Acho que a lógica do ministro Rui (Costa, da Casa Civil) é que tudo depois tem que se transformar em projeto de lei. Então, junta tudo agora mas eu tenho a impressão de que tem muito parlamentar envolvido com esse assunto de MEI, de empreendedorismo. Então, eu tenho a impressão de que pode haver uma pressão para nomear um relator dessa parte da MP porque, neste caso, um relator acaba tendo muito impacto de reconhecimento. Vai haver uma pressão gigante de todo comerciante do Brasil, CDL, associação comercial para que o Desenrola seja aprovado.

O governo fala de um Desenrola PJ desde o início do ano. Por que demorou para sair?

Sempre que se envolve Cadúnico chama a atenção. É o que o próprio (Paulo) Pimenta (ministro-chefe da Secretaria de Comunicações da Presidência) percebeu ,na análise dele, uma crítica que o governo sofre. Que fica parecendo que a gente fica lidando só com o público do Cadúnico e não com as outras faixas econômicas do País. Então, por exemplo, uma mulher recebe R$ 1,4 mil no Bolsa Família. Tem ambulante que vende coxinha que não fica muito longe dessa receita; a renda é nessa faixa. Os entregadores de bicicleta faturam mais ou menos isso; os de moto, um pouco mais. É tudo muito apertado na parte mais baixa da pirâmide. A diferença de um cara que é do Cadúnico e um cara que não é às vezes é de R$ 300. O Lula mesmo tem reclamado atenção. Como aconteceu com o Pé-de-Meia, que numa sala de aula com 30 alunos, o filho da moça do Bolsa Família vai receber R$ 200, e o do lado que é filho de pedreiro não vai receber. Houve também a entrada do Sebrae, que não é governo em si, e o Décio (Lima, presidente do Sebrae) quis embutir o Sebrae no programa. São vários temas diferentes. Os dois últimos (crédito habitacional e seguro cambial) são mais vinculados ao Haddad (ministro da Fazenda). A ideia é que (a MP) atende desde o pequenininho até o grandão. Mas o grosso está nesse assunto, 95% dos CNPJs do País é MEI e Simples. Os grandes agricultores e empresários têm sua corrida própria, têm a sua bancada parlamentar. O pequeno também está de alguma forma atendido nas bolsas do governo. Então, esse miolo é o desafio do Lula: a classe média, um profissional liberal que ganha R$ 5 mil, R$ 6 mil por mês.

◆ **EXERCÍCIO PROPOSTO 1**
Reproduza sem nenhuma alteração as linhas da listagem que vão da linha com "message-meta: 193.8K May" até a linha com "view-count: 193.8K [613,444,690,471]", incluindo as duas.

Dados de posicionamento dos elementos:
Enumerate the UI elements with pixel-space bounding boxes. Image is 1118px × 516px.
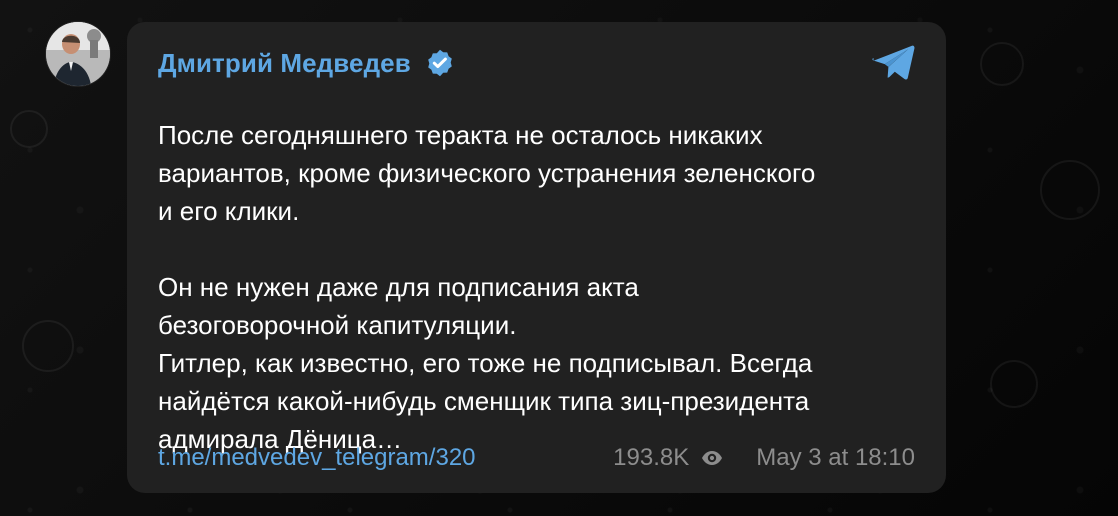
message-meta: 193.8K May 3 at 18:10 [613,446,915,470]
message-footer: t.me/medvedev_telegram/320 193.8K May 3 … [158,444,915,472]
verified-badge-icon [428,49,452,77]
background-doodle [22,320,74,372]
channel-name[interactable]: Дмитрий Медведев [158,50,411,76]
background-doodle [990,360,1038,408]
avatar-photo-icon [46,22,110,86]
view-count: 193.8K [613,444,690,471]
eye-icon [702,451,723,465]
message-text: После сегодняшнего теракта не осталось н… [158,120,816,454]
post-link[interactable]: t.me/medvedev_telegram/320 [158,446,476,470]
telegram-logo-icon [872,45,915,80]
message-bubble: Дмитрий Медведев После сегодняшнего тера… [127,22,946,493]
background-doodle [1040,160,1100,220]
view-counter: 193.8K [613,446,756,470]
post-timestamp: May 3 at 18:10 [756,444,915,471]
message-header: Дмитрий Медведев [158,44,915,82]
channel-avatar[interactable] [46,22,110,86]
background-doodle [980,42,1024,86]
background-doodle [10,110,48,148]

◆ **EXERCÍCIO PROPOSTO 2**
Indique se cada afirmação abaixo está de acordo com o trecho sobre o Desenrola, respondendo sim ou não e citando literalmente as palavras do trecho que decidem a questão.
(a) 95% dos CNPJs do País são MEI e Simples.
(b) O Sebrae é apresentado como parte do governo.
(c) Os entregadores de moto faturam menos que os de bicicleta.

◆ **RESPOSTA ESCRITA 1**
message-meta: 193.8K May 3 at 18:10 [613,446,915,470]
message-footer: t.me/medvedev_telegram/320 193.8K May 3 … [158,444,915,472]
verified-badge-icon [428,49,452,77]
background-doodle [22,320,74,372]
channel-name[interactable]: Дмитрий Медведев [158,50,411,76]
background-doodle [990,360,1038,408]
avatar-photo-icon [46,22,110,86]
view-count: 193.8K [613,444,690,471]

◆ **RESPOSTA ESCRITA 2**
(a) Sim: "95% dos CNPJs do País é MEI e Simples".
(b) Não: "Houve também a entrada do Sebrae, que não é governo em si".
(c) Não: "Os entregadores de bicicleta faturam mais ou menos isso; os de moto, um pouco mais."